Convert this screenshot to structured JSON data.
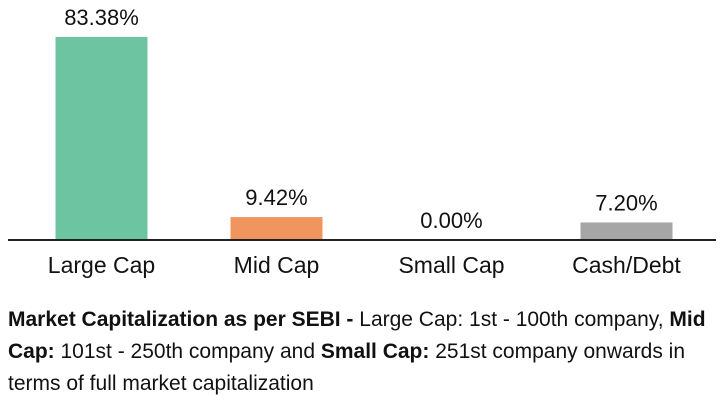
{
  "chart_data": {
    "type": "bar",
    "categories": [
      "Large Cap",
      "Mid Cap",
      "Small Cap",
      "Cash/Debt"
    ],
    "values": [
      83.38,
      9.42,
      0.0,
      7.2
    ],
    "value_labels": [
      "83.38%",
      "9.42%",
      "0.00%",
      "7.20%"
    ],
    "colors": [
      "#6cc5a0",
      "#f0955e",
      "#b0b0b0",
      "#a6a6a6"
    ],
    "ylim": [
      0,
      85
    ]
  },
  "footnote": [
    {
      "text": "Market Capitalization as per SEBI - ",
      "bold": true
    },
    {
      "text": "Large Cap",
      "bold": false
    },
    {
      "text": ": 1st - 100th company, ",
      "bold": false
    },
    {
      "text": "Mid Cap:",
      "bold": true
    },
    {
      "text": " 101st - 250th company and ",
      "bold": false
    },
    {
      "text": "Small Cap:",
      "bold": true
    },
    {
      "text": " 251st company onwards in terms of full market capitalization",
      "bold": false
    }
  ]
}
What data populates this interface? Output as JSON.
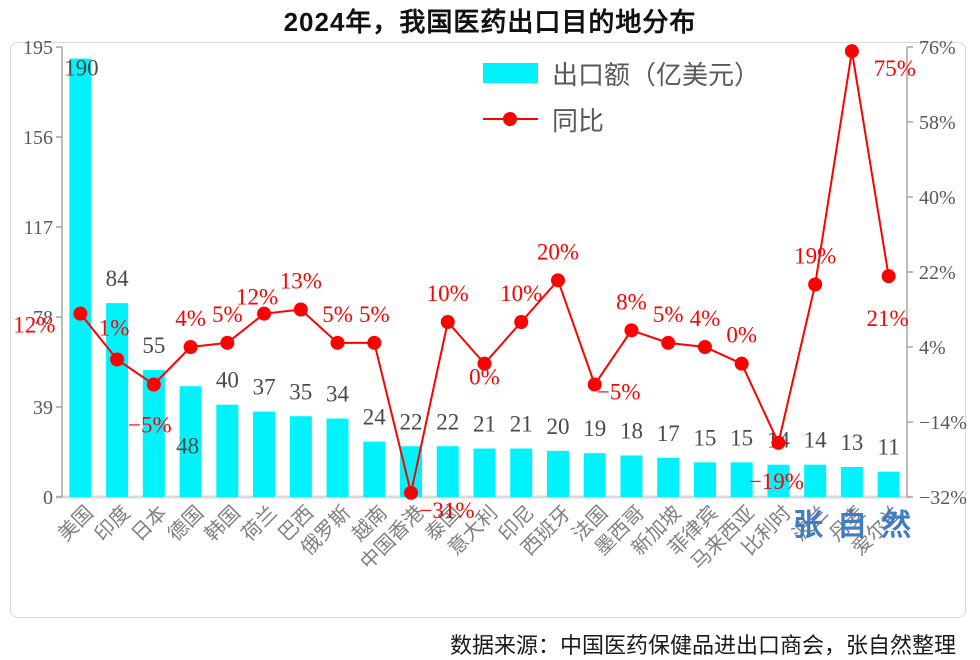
{
  "title": "2024年，我国医药出口目的地分布",
  "footer": "数据来源：中国医药保健品进出口商会，张自然整理",
  "watermark": "张自然",
  "legend": {
    "bar_label": "出口额（亿美元）",
    "line_label": "同比"
  },
  "colors": {
    "bar": "#00f2fa",
    "line": "#fe0000",
    "pct_label": "#fe0000",
    "bar_value_label": "#4a4a4a",
    "axis_line": "#a6a6a6",
    "baseline": "#d9d9d9",
    "axis_tick_label": "#595959",
    "x_label": "#808080",
    "watermark": "#3e7bc8"
  },
  "chart_data": {
    "type": "bar",
    "subtype": "bar+line combo, dual axis",
    "title": "2024年，我国医药出口目的地分布",
    "categories": [
      "美国",
      "印度",
      "日本",
      "德国",
      "韩国",
      "荷兰",
      "巴西",
      "俄罗斯",
      "越南",
      "中国香港",
      "泰国",
      "意大利",
      "印尼",
      "西班牙",
      "法国",
      "墨西哥",
      "新加坡",
      "菲律宾",
      "马来西亚",
      "比利时",
      "波兰",
      "丹麦",
      "爱尔兰"
    ],
    "series": [
      {
        "name": "出口额（亿美元）",
        "type": "bar",
        "axis": "left",
        "values": [
          190,
          84,
          55,
          48,
          40,
          37,
          35,
          34,
          24,
          22,
          22,
          21,
          21,
          20,
          19,
          18,
          17,
          15,
          15,
          14,
          14,
          13,
          11
        ]
      },
      {
        "name": "同比",
        "type": "line",
        "axis": "right",
        "values": [
          12,
          1,
          -5,
          4,
          5,
          12,
          13,
          5,
          5,
          -31,
          10,
          0,
          10,
          20,
          -5,
          8,
          5,
          4,
          0,
          -19,
          19,
          75,
          21
        ],
        "labels": [
          "12%",
          "1%",
          "−5%",
          "4%",
          "5%",
          "12%",
          "13%",
          "5%",
          "5%",
          "−31%",
          "10%",
          "0%",
          "10%",
          "20%",
          "−5%",
          "8%",
          "5%",
          "4%",
          "0%",
          "−19%",
          "19%",
          "75%",
          "21%"
        ]
      }
    ],
    "left_axis": {
      "range": [
        0,
        195
      ],
      "tick_values": [
        0,
        39,
        78,
        117,
        156,
        195
      ],
      "tick_labels": [
        "0",
        "39",
        "78",
        "117",
        "156",
        "195"
      ]
    },
    "right_axis": {
      "range": [
        -32,
        76
      ],
      "tick_values": [
        -32,
        -14,
        4,
        22,
        40,
        58,
        76
      ],
      "tick_labels": [
        "−32%",
        "−14%",
        "4%",
        "22%",
        "40%",
        "58%",
        "76%"
      ]
    },
    "grid": false,
    "legend_position": "top-center",
    "layout_hints": {
      "bar_label_default_dy": -25,
      "bar_label_overrides": {
        "0": {
          "dx": 1,
          "dy": 9
        },
        "3": {
          "dx": -3,
          "dy": 59
        }
      },
      "pct_label_default_dy": -29,
      "pct_label_overrides": {
        "0": {
          "dx": -46,
          "dy": 11
        },
        "1": {
          "dx": -3,
          "dy": -32
        },
        "2": {
          "dx": -4,
          "dy": 40
        },
        "5": {
          "dx": -7,
          "dy": -17
        },
        "9": {
          "dx": 36,
          "dy": 17
        },
        "11": {
          "dx": 0,
          "dy": 13
        },
        "14": {
          "dx": 24,
          "dy": 7
        },
        "19": {
          "dx": -2,
          "dy": 38
        },
        "21": {
          "dx": 43,
          "dy": 17
        },
        "22": {
          "dx": -1,
          "dy": 42
        }
      }
    }
  }
}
....................
▶ [WHAT IS REQUIRED]: The entries above are to be returned exactly, without their pictures.

▶ [WRITTEN REPLY]:
Convert this screenshot to structured JSON data.
{
  "chart_data": {
    "type": "bar",
    "categories": [
      "Large Cap",
      "Mid Cap",
      "Small Cap",
      "Cash/Debt"
    ],
    "values": [
      83.38,
      9.42,
      0.0,
      7.2
    ],
    "value_labels": [
      "83.38%",
      "9.42%",
      "0.00%",
      "7.20%"
    ],
    "colors": [
      "#6cc5a0",
      "#f0955e",
      "#b0b0b0",
      "#a6a6a6"
    ],
    "ylim": [
      0,
      85
    ]
  },
  "footnote": [
    {
      "text": "Market Capitalization as per SEBI - ",
      "bold": true
    },
    {
      "text": "Large Cap",
      "bold": false
    },
    {
      "text": ": 1st - 100th company, ",
      "bold": false
    },
    {
      "text": "Mid Cap:",
      "bold": true
    },
    {
      "text": " 101st - 250th company and ",
      "bold": false
    },
    {
      "text": "Small Cap:",
      "bold": true
    },
    {
      "text": " 251st company onwards in terms of full market capitalization",
      "bold": false
    }
  ]
}
What data populates this interface? Output as JSON.
{
  "title": "2024年，我国医药出口目的地分布",
  "footer": "数据来源：中国医药保健品进出口商会，张自然整理",
  "watermark": "张自然",
  "legend": {
    "bar_label": "出口额（亿美元）",
    "line_label": "同比"
  },
  "colors": {
    "bar": "#00f2fa",
    "line": "#fe0000",
    "pct_label": "#fe0000",
    "bar_value_label": "#4a4a4a",
    "axis_line": "#a6a6a6",
    "baseline": "#d9d9d9",
    "axis_tick_label": "#595959",
    "x_label": "#808080",
    "watermark": "#3e7bc8"
  },
  "chart_data": {
    "type": "bar",
    "subtype": "bar+line combo, dual axis",
    "title": "2024年，我国医药出口目的地分布",
    "categories": [
      "美国",
      "印度",
      "日本",
      "德国",
      "韩国",
      "荷兰",
      "巴西",
      "俄罗斯",
      "越南",
      "中国香港",
      "泰国",
      "意大利",
      "印尼",
      "西班牙",
      "法国",
      "墨西哥",
      "新加坡",
      "菲律宾",
      "马来西亚",
      "比利时",
      "波兰",
      "丹麦",
      "爱尔兰"
    ],
    "series": [
      {
        "name": "出口额（亿美元）",
        "type": "bar",
        "axis": "left",
        "values": [
          190,
          84,
          55,
          48,
          40,
          37,
          35,
          34,
          24,
          22,
          22,
          21,
          21,
          20,
          19,
          18,
          17,
          15,
          15,
          14,
          14,
          13,
          11
        ]
      },
      {
        "name": "同比",
        "type": "line",
        "axis": "right",
        "values": [
          12,
          1,
          -5,
          4,
          5,
          12,
          13,
          5,
          5,
          -31,
          10,
          0,
          10,
          20,
          -5,
          8,
          5,
          4,
          0,
          -19,
          19,
          75,
          21
        ],
        "labels": [
          "12%",
          "1%",
          "−5%",
          "4%",
          "5%",
          "12%",
          "13%",
          "5%",
          "5%",
          "−31%",
          "10%",
          "0%",
          "10%",
          "20%",
          "−5%",
          "8%",
          "5%",
          "4%",
          "0%",
          "−19%",
          "19%",
          "75%",
          "21%"
        ]
      }
    ],
    "left_axis": {
      "range": [
        0,
        195
      ],
      "tick_values": [
        0,
        39,
        78,
        117,
        156,
        195
      ],
      "tick_labels": [
        "0",
        "39",
        "78",
        "117",
        "156",
        "195"
      ]
    },
    "right_axis": {
      "range": [
        -32,
        76
      ],
      "tick_values": [
        -32,
        -14,
        4,
        22,
        40,
        58,
        76
      ],
      "tick_labels": [
        "−32%",
        "−14%",
        "4%",
        "22%",
        "40%",
        "58%",
        "76%"
      ]
    },
    "grid": false,
    "legend_position": "top-center",
    "layout_hints": {
      "bar_label_default_dy": -25,
      "bar_label_overrides": {
        "0": {
          "dx": 1,
          "dy": 9
        },
        "3": {
          "dx": -3,
          "dy": 59
        }
      },
      "pct_label_default_dy": -29,
      "pct_label_overrides": {
        "0": {
          "dx": -46,
          "dy": 11
        },
        "1": {
          "dx": -3,
          "dy": -32
        },
        "2": {
          "dx": -4,
          "dy": 40
        },
        "5": {
          "dx": -7,
          "dy": -17
        },
        "9": {
          "dx": 36,
          "dy": 17
        },
        "11": {
          "dx": 0,
          "dy": 13
        },
        "14": {
          "dx": 24,
          "dy": 7
        },
        "19": {
          "dx": -2,
          "dy": 38
        },
        "21": {
          "dx": 43,
          "dy": 17
        },
        "22": {
          "dx": -1,
          "dy": 42
        }
      }
    }
  }
}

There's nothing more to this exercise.